(Figure contents as structured data)
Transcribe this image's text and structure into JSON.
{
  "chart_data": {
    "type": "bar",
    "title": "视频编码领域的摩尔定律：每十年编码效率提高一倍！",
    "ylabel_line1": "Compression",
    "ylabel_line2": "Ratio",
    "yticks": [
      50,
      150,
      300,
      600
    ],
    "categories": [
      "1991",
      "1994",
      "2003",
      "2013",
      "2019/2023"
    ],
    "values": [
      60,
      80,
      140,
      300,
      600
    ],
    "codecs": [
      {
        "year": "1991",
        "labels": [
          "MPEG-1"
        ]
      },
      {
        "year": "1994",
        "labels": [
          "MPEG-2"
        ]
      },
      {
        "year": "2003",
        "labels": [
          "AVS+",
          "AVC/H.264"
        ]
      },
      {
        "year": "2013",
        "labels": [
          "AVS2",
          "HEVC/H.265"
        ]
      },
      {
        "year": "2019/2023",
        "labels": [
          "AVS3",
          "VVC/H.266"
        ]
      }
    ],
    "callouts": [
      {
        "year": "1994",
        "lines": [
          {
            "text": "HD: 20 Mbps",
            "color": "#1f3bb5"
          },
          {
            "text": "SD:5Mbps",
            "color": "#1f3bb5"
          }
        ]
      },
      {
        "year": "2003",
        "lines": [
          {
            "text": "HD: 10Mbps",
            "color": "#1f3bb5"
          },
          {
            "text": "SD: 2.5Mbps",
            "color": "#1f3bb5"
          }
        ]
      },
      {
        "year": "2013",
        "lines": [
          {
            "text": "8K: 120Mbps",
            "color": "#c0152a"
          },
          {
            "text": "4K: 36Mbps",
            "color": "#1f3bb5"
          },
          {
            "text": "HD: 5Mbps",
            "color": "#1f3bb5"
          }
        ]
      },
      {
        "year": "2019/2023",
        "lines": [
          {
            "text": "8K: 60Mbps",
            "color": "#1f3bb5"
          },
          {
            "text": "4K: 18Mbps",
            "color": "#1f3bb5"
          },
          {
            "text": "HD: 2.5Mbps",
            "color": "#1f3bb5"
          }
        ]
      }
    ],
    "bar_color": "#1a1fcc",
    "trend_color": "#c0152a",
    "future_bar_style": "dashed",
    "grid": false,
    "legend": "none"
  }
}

* [TASK TO COMPLETE] Please output the entire listing exactly as it stands.

* [SOLUTION FOR THIS EXERCISE]
Transcribe this image's text and structure into JSON.
{
  "chart_data": {
    "type": "bar",
    "title": "视频编码领域的摩尔定律：每十年编码效率提高一倍！",
    "ylabel_line1": "Compression",
    "ylabel_line2": "Ratio",
    "yticks": [
      50,
      150,
      300,
      600
    ],
    "categories": [
      "1991",
      "1994",
      "2003",
      "2013",
      "2019/2023"
    ],
    "values": [
      60,
      80,
      140,
      300,
      600
    ],
    "codecs": [
      {
        "year": "1991",
        "labels": [
          "MPEG-1"
        ]
      },
      {
        "year": "1994",
        "labels": [
          "MPEG-2"
        ]
      },
      {
        "year": "2003",
        "labels": [
          "AVS+",
          "AVC/H.264"
        ]
      },
      {
        "year": "2013",
        "labels": [
          "AVS2",
          "HEVC/H.265"
        ]
      },
      {
        "year": "2019/2023",
        "labels": [
          "AVS3",
          "VVC/H.266"
        ]
      }
    ],
    "callouts": [
      {
        "year": "1994",
        "lines": [
          {
            "text": "HD: 20 Mbps",
            "color": "#1f3bb5"
          },
          {
            "text": "SD:5Mbps",
            "color": "#1f3bb5"
          }
        ]
      },
      {
        "year": "2003",
        "lines": [
          {
            "text": "HD: 10Mbps",
            "color": "#1f3bb5"
          },
          {
            "text": "SD: 2.5Mbps",
            "color": "#1f3bb5"
          }
        ]
      },
      {
        "year": "2013",
        "lines": [
          {
            "text": "8K: 120Mbps",
            "color": "#c0152a"
          },
          {
            "text": "4K: 36Mbps",
            "color": "#1f3bb5"
          },
          {
            "text": "HD: 5Mbps",
            "color": "#1f3bb5"
          }
        ]
      },
      {
        "year": "2019/2023",
        "lines": [
          {
            "text": "8K: 60Mbps",
            "color": "#1f3bb5"
          },
          {
            "text": "4K: 18Mbps",
            "color": "#1f3bb5"
          },
          {
            "text": "HD: 2.5Mbps",
            "color": "#1f3bb5"
          }
        ]
      }
    ],
    "bar_color": "#1a1fcc",
    "trend_color": "#c0152a",
    "future_bar_style": "dashed",
    "grid": false,
    "legend": "none"
  }
}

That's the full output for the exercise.